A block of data
====================

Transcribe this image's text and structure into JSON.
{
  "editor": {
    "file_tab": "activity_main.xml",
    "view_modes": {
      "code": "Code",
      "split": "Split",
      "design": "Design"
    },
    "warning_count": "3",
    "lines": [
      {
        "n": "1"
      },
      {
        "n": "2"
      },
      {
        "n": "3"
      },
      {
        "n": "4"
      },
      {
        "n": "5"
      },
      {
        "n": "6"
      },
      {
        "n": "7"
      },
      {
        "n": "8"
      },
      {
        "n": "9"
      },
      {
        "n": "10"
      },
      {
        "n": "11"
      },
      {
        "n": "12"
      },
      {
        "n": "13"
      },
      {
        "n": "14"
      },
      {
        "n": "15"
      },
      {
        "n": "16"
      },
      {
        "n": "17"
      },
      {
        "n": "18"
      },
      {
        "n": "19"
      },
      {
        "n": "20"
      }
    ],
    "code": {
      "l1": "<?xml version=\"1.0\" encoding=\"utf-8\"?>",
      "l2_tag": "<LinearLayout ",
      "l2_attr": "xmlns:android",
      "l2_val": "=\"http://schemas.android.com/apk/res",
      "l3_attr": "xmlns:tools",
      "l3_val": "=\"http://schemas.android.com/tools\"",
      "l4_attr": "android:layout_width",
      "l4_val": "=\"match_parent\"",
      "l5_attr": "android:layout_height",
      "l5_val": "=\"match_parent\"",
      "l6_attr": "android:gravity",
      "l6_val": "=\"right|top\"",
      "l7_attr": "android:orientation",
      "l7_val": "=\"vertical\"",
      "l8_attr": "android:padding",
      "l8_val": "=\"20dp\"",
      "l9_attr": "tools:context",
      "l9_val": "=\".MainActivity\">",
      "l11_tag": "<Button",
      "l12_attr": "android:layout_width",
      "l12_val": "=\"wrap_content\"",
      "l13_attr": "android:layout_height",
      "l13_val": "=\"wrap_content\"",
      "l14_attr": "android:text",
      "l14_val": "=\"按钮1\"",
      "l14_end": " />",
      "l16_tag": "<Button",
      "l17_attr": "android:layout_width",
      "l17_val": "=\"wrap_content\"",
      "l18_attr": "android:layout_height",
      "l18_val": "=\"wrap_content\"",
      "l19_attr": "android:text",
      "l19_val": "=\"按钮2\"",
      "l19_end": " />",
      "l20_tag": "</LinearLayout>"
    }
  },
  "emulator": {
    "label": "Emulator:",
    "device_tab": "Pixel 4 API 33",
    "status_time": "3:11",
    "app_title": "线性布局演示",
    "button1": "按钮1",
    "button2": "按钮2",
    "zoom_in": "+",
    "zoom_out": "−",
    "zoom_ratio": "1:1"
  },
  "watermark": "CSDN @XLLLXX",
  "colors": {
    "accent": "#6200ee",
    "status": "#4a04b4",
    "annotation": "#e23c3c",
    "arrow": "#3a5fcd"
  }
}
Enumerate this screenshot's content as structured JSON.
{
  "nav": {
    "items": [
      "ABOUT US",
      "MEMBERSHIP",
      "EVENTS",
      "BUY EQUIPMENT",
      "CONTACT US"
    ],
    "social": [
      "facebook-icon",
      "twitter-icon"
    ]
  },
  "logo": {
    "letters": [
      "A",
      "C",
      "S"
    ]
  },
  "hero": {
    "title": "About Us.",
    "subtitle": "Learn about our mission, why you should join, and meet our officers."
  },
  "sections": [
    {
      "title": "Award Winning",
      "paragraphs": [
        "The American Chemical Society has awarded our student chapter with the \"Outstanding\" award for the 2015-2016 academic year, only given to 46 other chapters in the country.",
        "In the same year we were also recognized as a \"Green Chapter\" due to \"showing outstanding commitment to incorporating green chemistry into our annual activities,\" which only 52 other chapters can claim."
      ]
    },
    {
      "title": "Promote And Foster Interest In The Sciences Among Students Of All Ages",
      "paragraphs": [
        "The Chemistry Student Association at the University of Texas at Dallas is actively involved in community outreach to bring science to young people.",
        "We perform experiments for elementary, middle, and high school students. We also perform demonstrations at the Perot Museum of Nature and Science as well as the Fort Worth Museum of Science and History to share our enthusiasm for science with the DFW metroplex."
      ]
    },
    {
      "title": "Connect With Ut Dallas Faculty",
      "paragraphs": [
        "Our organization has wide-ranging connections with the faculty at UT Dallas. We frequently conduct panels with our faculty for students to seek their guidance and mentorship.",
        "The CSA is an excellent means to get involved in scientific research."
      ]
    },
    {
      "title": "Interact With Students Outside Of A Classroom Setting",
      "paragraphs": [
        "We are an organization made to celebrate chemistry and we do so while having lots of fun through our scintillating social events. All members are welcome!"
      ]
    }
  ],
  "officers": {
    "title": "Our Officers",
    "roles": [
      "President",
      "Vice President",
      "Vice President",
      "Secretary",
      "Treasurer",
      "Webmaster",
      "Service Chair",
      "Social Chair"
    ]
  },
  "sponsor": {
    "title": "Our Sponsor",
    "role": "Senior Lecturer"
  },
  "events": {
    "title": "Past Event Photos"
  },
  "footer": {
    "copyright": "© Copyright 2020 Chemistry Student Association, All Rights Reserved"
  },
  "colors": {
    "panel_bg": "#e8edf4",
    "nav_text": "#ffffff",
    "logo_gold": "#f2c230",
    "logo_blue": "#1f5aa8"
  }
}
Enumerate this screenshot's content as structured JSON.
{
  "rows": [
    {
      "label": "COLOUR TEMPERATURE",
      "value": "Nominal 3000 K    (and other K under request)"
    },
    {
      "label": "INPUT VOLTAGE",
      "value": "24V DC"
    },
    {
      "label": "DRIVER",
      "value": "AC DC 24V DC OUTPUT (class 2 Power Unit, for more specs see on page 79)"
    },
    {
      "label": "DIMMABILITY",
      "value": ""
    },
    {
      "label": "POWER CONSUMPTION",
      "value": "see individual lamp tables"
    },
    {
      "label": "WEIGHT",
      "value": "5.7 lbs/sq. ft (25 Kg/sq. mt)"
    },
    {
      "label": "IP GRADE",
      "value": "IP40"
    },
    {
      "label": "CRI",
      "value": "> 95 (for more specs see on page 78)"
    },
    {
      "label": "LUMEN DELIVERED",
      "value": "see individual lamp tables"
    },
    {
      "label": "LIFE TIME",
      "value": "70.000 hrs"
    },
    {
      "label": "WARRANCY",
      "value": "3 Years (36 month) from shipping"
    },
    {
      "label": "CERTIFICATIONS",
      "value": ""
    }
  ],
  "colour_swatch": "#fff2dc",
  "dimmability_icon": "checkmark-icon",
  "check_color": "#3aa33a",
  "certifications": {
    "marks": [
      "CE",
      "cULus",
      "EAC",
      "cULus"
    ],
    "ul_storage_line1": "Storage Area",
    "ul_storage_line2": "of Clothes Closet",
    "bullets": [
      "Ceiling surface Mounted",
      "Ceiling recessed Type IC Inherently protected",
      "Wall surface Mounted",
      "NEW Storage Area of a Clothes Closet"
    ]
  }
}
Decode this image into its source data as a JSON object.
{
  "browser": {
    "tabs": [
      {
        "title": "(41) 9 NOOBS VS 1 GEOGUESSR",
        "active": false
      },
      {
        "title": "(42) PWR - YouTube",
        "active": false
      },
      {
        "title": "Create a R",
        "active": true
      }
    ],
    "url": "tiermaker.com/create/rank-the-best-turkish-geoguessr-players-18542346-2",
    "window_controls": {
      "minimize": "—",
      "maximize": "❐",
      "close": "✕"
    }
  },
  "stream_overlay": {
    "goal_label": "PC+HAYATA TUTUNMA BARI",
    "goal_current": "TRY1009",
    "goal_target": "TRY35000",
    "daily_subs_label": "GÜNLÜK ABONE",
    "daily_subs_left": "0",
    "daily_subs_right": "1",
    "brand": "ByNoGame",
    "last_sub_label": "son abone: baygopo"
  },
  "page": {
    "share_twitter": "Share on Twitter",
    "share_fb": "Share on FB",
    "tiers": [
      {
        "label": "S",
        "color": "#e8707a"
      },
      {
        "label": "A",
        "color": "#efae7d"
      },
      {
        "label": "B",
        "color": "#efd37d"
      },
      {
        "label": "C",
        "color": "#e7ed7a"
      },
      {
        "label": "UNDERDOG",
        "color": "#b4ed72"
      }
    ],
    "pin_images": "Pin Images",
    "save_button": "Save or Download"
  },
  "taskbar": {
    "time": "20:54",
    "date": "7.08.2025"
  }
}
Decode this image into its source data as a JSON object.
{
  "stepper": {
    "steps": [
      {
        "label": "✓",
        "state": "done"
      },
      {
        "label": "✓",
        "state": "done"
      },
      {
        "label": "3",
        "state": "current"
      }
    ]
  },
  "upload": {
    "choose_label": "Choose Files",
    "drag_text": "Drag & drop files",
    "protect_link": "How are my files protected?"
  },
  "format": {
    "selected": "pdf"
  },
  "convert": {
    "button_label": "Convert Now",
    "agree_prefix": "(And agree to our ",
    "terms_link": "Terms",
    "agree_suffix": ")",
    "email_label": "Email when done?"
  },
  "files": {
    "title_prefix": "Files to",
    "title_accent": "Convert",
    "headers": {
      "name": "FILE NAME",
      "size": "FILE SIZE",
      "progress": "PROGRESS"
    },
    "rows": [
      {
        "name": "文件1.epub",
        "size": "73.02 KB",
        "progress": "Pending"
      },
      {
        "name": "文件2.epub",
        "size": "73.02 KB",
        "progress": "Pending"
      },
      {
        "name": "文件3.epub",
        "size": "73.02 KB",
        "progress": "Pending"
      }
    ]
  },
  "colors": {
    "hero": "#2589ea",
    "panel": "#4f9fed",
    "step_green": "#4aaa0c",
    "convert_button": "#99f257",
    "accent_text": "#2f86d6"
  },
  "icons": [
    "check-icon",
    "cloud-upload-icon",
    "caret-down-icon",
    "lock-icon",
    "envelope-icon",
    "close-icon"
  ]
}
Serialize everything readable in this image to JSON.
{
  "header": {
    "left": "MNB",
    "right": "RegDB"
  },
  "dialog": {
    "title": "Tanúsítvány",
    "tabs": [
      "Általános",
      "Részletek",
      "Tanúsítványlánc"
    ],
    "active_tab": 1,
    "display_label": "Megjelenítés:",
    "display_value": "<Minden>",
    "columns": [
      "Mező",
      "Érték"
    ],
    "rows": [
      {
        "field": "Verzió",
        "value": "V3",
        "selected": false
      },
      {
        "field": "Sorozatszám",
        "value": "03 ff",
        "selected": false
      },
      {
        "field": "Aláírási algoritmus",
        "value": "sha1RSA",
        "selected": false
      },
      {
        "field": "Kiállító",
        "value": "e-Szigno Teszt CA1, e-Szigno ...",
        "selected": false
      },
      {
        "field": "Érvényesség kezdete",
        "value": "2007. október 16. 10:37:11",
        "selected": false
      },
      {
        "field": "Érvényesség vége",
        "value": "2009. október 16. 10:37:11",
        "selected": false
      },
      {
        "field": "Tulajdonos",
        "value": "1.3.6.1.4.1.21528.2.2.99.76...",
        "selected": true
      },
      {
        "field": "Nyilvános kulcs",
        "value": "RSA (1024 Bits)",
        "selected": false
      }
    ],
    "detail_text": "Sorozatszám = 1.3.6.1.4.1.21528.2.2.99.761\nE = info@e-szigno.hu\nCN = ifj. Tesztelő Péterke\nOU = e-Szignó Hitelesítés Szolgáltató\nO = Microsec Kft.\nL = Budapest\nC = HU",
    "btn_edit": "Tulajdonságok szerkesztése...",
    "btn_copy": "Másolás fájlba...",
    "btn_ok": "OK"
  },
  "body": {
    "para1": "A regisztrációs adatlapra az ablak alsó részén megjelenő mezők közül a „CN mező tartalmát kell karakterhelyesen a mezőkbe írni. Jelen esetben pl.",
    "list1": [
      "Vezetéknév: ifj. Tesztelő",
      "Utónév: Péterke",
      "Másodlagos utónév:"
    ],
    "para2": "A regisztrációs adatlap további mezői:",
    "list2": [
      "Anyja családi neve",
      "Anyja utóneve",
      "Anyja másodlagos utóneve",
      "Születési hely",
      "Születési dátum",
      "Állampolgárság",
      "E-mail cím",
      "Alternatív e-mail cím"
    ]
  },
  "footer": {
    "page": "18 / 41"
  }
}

====================

Going over the lines above, work out how many include "Mounted", then give only that number.

2